__TASK DATA__.

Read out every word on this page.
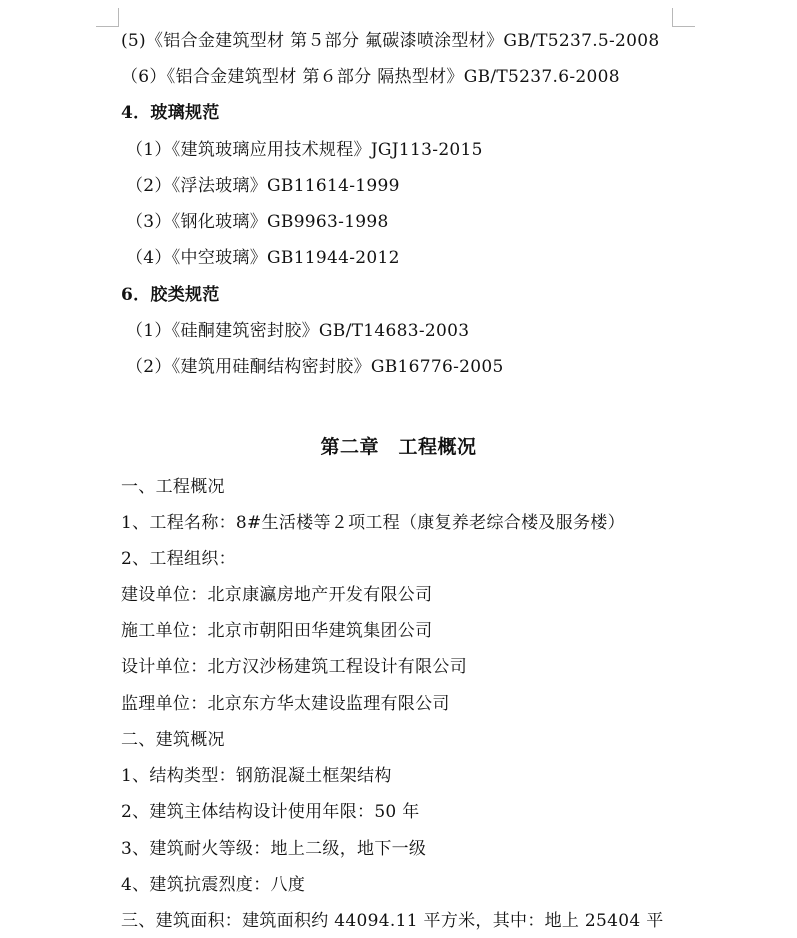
(5)《铝合金建筑型材 第５部分 氟碳漆喷涂型材》GB/T5237.5-2008
（6）《铝合金建筑型材 第６部分 隔热型材》GB/T5237.6-2008
4．玻璃规范
（1）《建筑玻璃应用技术规程》JGJ113-2015
（2）《浮法玻璃》GB11614-1999
（3）《钢化玻璃》GB9963-1998
（4）《中空玻璃》GB11944-2012
6．胶类规范
（1）《硅酮建筑密封胶》GB/T14683-2003
（2）《建筑用硅酮结构密封胶》GB16776-2005
第二章　工程概况
一、工程概况
1、工程名称：8#生活楼等２项工程（康复养老综合楼及服务楼）
2、工程组织：
建设单位：北京康瀛房地产开发有限公司
施工单位：北京市朝阳田华建筑集团公司
设计单位：北方汉沙杨建筑工程设计有限公司
监理单位：北京东方华太建设监理有限公司
二、建筑概况
1、结构类型：钢筋混凝土框架结构
2、建筑主体结构设计使用年限：50 年
3、建筑耐火等级：地上二级，地下一级
4、建筑抗震烈度：八度
三、建筑面积：建筑面积约 44094.11 平方米，其中：地上 25404 平
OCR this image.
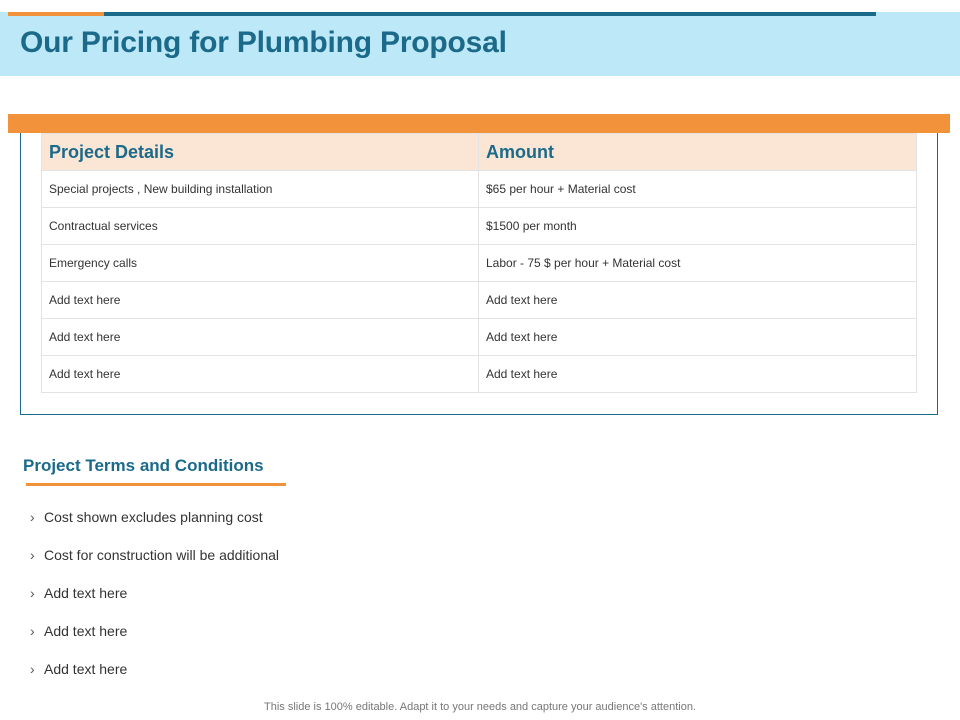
Our Pricing for Plumbing Proposal
Project Details	Amount
Special projects , New building installation	$65 per hour + Material cost
Contractual services	$1500 per month
Emergency calls	Labor - 75 $ per hour + Material cost
Add text here	Add text here
Add text here	Add text here
Add text here	Add text here
Project Terms and Conditions
› Cost shown excludes planning cost
› Cost for construction will be additional
› Add text here
› Add text here
› Add text here
This slide is 100% editable. Adapt it to your needs and capture your audience's attention.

__GOAL__.
Print out the whole of the material word for word, without pictures.

__FULL OUTPUT__.
Read out every word on this page.
(5)《铝合金建筑型材 第５部分 氟碳漆喷涂型材》GB/T5237.5-2008
（6）《铝合金建筑型材 第６部分 隔热型材》GB/T5237.6-2008
4．玻璃规范
（1）《建筑玻璃应用技术规程》JGJ113-2015
（2）《浮法玻璃》GB11614-1999
（3）《钢化玻璃》GB9963-1998
（4）《中空玻璃》GB11944-2012
6．胶类规范
（1）《硅酮建筑密封胶》GB/T14683-2003
（2）《建筑用硅酮结构密封胶》GB16776-2005
第二章　工程概况
一、工程概况
1、工程名称：8#生活楼等２项工程（康复养老综合楼及服务楼）
2、工程组织：
建设单位：北京康瀛房地产开发有限公司
施工单位：北京市朝阳田华建筑集团公司
设计单位：北方汉沙杨建筑工程设计有限公司
监理单位：北京东方华太建设监理有限公司
二、建筑概况
1、结构类型：钢筋混凝土框架结构
2、建筑主体结构设计使用年限：50 年
3、建筑耐火等级：地上二级，地下一级
4、建筑抗震烈度：八度
三、建筑面积：建筑面积约 44094.11 平方米，其中：地上 25404 平
OCR this image.
Our Pricing for Plumbing Proposal
Project Details	Amount
Special projects , New building installation	$65 per hour + Material cost
Contractual services	$1500 per month
Emergency calls	Labor - 75 $ per hour + Material cost
Add text here	Add text here
Add text here	Add text here
Add text here	Add text here
Project Terms and Conditions
› Cost shown excludes planning cost
› Cost for construction will be additional
› Add text here
› Add text here
› Add text here
This slide is 100% editable. Adapt it to your needs and capture your audience's attention.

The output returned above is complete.